### Dataset content

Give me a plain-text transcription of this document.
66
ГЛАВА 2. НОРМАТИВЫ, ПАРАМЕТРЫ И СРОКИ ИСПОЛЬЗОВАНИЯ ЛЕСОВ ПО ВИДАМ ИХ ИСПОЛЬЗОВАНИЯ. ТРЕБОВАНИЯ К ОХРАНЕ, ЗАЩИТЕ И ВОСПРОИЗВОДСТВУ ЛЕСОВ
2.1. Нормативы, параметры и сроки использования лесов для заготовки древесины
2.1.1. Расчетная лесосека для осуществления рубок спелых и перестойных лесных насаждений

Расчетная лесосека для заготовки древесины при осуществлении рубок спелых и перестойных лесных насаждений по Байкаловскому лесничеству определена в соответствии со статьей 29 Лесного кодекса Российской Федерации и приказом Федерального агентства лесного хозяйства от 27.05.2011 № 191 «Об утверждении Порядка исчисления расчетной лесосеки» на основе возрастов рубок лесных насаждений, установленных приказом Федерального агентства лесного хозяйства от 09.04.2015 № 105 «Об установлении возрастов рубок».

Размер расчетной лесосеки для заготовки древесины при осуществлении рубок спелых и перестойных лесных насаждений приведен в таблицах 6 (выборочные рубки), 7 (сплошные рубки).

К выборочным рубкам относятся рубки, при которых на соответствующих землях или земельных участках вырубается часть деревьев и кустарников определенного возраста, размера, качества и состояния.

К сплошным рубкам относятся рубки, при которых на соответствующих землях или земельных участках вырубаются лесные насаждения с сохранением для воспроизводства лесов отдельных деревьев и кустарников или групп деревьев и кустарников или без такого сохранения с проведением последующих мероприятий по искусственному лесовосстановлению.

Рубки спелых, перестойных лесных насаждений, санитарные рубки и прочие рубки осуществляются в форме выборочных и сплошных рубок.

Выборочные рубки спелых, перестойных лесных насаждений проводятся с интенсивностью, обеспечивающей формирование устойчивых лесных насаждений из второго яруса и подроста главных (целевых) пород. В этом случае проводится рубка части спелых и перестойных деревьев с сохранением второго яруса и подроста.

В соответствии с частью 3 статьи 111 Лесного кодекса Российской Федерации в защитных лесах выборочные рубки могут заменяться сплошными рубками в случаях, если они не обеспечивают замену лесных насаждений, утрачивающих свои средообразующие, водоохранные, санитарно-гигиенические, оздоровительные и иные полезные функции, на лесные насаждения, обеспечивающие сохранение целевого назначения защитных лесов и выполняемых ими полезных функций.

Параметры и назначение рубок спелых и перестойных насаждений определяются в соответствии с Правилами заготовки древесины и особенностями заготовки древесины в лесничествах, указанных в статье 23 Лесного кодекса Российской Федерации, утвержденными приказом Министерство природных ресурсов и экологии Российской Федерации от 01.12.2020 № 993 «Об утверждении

### What is needed
The required output is the number of lines containing the word "относятся", and nothing besides.

### Output of the exercise
2